=== Exercise materials ===

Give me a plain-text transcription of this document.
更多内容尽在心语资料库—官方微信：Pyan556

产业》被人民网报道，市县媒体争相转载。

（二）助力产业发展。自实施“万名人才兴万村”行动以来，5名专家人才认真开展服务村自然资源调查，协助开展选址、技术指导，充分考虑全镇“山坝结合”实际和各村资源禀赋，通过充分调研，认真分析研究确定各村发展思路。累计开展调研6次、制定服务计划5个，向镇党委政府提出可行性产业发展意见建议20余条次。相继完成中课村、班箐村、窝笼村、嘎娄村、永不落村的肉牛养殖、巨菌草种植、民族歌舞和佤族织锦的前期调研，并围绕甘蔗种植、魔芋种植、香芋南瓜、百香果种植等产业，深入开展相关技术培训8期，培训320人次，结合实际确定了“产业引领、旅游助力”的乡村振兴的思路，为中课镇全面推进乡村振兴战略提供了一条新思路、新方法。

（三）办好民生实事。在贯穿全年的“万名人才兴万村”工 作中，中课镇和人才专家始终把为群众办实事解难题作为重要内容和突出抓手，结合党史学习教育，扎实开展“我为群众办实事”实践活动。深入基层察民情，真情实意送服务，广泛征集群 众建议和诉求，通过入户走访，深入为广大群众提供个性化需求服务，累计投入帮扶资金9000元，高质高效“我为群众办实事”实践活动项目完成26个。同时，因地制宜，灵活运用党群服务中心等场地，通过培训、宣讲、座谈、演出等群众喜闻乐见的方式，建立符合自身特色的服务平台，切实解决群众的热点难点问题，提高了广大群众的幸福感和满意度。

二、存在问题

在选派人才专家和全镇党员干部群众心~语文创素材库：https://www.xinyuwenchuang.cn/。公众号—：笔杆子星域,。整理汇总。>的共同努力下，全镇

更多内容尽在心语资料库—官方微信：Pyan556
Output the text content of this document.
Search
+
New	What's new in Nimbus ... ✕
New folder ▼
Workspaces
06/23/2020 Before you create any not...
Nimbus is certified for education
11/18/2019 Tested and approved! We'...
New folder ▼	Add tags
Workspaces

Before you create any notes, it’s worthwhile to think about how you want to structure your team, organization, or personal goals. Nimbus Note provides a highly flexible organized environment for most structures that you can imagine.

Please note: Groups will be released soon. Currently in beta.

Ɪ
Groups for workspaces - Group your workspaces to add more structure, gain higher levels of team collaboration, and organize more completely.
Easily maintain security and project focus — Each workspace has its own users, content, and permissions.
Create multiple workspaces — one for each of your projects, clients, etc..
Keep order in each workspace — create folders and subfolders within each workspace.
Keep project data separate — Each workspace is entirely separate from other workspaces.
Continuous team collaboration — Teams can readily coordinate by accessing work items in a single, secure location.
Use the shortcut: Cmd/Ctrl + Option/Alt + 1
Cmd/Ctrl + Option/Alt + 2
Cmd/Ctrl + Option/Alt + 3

===
=== Exercise materials ===

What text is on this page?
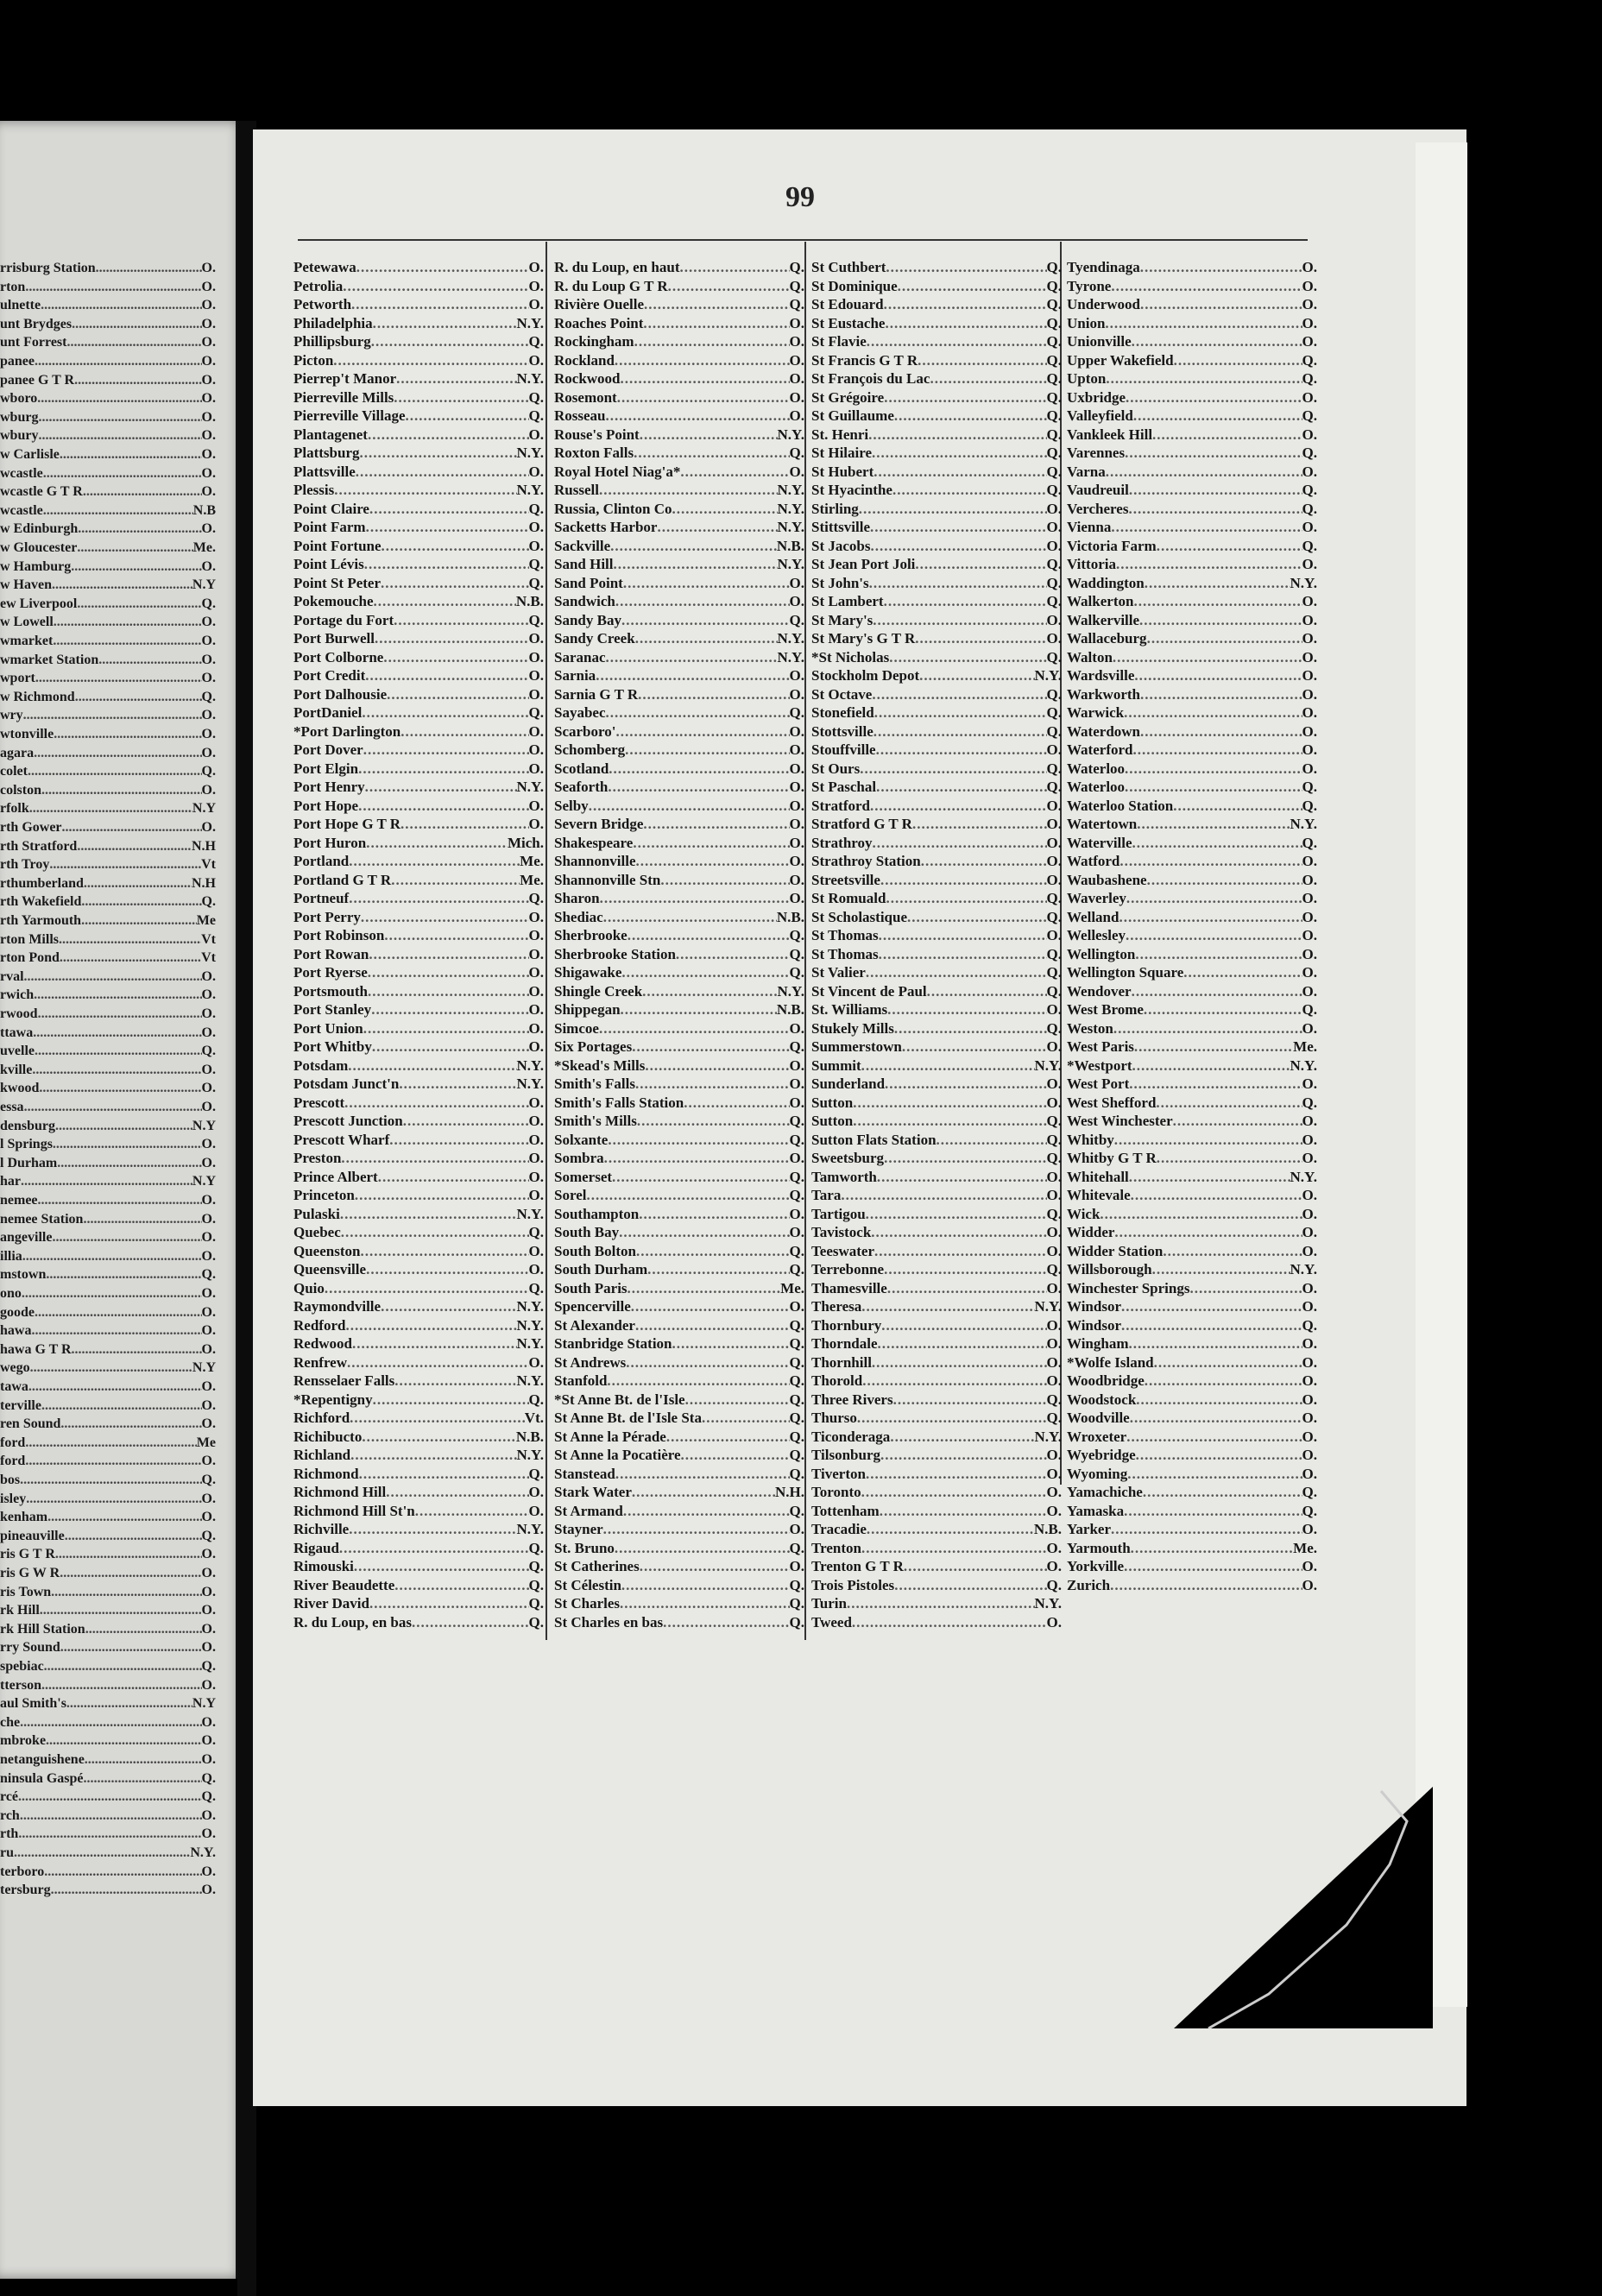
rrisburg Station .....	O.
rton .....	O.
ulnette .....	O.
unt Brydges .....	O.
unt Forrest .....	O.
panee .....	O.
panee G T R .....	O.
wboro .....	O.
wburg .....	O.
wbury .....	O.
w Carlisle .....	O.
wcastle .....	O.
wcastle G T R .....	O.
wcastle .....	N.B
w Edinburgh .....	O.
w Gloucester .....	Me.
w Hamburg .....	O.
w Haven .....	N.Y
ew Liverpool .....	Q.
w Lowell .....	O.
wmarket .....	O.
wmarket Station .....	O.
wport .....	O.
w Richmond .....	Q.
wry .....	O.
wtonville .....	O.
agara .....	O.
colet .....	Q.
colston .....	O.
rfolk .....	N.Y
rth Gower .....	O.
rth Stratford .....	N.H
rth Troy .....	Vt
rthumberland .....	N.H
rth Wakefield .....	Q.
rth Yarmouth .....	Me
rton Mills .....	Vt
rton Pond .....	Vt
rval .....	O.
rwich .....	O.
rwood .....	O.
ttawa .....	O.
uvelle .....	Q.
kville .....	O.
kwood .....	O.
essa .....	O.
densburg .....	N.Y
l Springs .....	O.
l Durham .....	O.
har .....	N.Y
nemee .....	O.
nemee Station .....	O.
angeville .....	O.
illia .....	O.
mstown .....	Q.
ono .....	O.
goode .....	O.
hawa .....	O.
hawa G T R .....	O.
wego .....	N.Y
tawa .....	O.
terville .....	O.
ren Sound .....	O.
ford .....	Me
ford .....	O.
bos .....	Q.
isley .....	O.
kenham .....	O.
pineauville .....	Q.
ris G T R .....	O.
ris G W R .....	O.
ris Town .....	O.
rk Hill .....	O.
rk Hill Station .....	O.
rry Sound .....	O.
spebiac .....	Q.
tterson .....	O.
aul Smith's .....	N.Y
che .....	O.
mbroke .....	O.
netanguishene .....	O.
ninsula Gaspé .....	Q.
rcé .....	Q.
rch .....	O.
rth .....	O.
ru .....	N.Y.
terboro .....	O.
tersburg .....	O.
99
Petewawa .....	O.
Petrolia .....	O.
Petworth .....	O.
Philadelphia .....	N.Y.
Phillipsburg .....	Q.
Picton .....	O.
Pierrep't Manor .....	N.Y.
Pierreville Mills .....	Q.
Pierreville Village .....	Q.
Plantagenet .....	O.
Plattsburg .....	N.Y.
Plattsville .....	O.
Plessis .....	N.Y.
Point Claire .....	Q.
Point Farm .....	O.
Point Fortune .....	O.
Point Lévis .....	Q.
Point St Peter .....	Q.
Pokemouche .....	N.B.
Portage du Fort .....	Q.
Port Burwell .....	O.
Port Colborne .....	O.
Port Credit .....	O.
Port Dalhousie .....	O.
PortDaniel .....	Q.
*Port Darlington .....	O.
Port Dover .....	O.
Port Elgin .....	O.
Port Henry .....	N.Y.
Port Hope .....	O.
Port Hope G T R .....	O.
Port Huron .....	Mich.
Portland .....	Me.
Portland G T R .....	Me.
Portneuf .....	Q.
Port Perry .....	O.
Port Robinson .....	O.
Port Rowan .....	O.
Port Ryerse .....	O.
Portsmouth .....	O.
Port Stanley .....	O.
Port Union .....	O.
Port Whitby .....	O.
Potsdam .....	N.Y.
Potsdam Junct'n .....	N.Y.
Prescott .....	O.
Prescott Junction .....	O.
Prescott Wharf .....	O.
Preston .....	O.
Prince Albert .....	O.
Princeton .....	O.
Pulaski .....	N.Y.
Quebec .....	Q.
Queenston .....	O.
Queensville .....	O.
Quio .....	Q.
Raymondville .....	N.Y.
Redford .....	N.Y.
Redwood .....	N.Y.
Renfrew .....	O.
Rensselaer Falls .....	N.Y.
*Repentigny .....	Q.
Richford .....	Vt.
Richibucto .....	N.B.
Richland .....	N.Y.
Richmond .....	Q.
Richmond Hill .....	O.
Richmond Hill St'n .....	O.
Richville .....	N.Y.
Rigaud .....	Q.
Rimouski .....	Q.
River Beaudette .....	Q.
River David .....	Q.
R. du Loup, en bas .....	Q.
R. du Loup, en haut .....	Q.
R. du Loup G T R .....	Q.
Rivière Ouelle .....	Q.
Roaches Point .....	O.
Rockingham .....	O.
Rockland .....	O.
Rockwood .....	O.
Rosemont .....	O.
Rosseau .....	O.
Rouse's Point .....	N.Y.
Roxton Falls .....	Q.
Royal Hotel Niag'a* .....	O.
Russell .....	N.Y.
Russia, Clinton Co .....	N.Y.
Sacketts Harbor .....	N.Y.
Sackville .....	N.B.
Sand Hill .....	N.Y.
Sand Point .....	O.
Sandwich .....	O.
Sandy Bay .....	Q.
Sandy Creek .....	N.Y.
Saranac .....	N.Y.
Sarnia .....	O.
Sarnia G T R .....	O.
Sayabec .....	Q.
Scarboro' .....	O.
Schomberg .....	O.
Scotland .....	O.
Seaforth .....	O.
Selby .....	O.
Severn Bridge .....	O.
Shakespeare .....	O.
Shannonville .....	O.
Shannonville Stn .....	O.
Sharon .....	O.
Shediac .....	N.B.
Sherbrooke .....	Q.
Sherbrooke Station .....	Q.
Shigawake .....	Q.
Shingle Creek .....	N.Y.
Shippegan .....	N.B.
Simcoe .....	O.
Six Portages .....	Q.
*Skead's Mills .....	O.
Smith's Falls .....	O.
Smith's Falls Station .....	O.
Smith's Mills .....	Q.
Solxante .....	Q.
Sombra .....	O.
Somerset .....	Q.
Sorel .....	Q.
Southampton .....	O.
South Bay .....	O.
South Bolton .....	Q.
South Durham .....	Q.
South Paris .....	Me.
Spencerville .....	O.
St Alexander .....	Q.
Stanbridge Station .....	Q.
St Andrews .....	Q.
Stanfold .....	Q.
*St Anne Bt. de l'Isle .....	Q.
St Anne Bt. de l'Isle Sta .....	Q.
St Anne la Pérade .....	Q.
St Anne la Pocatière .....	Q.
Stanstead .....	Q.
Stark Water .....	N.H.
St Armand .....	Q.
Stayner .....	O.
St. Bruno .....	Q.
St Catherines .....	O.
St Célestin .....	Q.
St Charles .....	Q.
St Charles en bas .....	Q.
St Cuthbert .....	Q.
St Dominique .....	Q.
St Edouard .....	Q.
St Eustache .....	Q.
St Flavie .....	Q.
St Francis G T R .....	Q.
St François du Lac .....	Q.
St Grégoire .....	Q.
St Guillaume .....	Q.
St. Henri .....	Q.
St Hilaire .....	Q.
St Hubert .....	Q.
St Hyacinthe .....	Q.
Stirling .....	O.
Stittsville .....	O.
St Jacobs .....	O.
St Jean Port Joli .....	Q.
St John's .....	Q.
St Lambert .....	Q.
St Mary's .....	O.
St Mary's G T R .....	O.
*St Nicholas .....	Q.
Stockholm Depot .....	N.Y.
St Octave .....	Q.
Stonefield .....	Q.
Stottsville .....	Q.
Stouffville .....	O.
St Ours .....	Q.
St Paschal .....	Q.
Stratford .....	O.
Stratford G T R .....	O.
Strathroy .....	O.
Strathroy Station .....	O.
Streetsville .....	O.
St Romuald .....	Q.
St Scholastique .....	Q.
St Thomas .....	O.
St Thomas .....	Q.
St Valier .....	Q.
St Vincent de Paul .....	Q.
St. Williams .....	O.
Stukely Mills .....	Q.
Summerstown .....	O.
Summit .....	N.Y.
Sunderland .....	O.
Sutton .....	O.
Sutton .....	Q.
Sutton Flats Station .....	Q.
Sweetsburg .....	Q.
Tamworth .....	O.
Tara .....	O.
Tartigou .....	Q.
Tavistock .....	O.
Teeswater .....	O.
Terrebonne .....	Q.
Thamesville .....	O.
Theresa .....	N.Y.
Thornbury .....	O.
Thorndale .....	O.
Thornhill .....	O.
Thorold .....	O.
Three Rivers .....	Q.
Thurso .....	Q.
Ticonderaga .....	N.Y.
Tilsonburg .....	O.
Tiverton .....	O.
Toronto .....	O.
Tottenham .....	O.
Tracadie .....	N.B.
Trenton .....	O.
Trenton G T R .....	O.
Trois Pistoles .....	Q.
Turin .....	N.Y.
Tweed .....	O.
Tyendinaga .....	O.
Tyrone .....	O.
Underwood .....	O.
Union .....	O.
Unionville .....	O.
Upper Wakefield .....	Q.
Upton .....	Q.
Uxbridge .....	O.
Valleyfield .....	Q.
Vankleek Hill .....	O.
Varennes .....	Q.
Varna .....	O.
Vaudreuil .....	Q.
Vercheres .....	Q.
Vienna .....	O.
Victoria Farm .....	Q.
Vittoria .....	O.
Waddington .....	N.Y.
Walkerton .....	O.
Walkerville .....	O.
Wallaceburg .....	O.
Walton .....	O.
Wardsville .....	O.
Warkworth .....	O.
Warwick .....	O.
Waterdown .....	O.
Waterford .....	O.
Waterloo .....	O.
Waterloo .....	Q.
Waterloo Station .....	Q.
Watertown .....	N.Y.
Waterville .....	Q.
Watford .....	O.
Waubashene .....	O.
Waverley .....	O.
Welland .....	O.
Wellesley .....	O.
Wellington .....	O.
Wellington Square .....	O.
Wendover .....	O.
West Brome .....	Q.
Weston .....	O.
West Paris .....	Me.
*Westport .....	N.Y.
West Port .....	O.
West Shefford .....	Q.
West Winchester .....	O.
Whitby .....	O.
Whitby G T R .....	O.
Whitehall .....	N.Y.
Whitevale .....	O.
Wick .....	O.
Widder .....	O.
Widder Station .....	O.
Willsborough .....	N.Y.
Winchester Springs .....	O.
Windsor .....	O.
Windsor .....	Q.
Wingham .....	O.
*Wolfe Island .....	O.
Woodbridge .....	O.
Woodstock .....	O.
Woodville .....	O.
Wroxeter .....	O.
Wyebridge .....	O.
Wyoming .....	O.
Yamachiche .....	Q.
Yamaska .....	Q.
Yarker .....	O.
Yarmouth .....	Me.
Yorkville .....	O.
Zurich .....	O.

===

> Task description: Sift through the entries and copy every line with "Mills".

> Reply:
rton Mills .....	Vt
Pierreville Mills .....	Q.
*Skead's Mills .....	O.
Smith's Mills .....	Q.
Stukely Mills .....	Q.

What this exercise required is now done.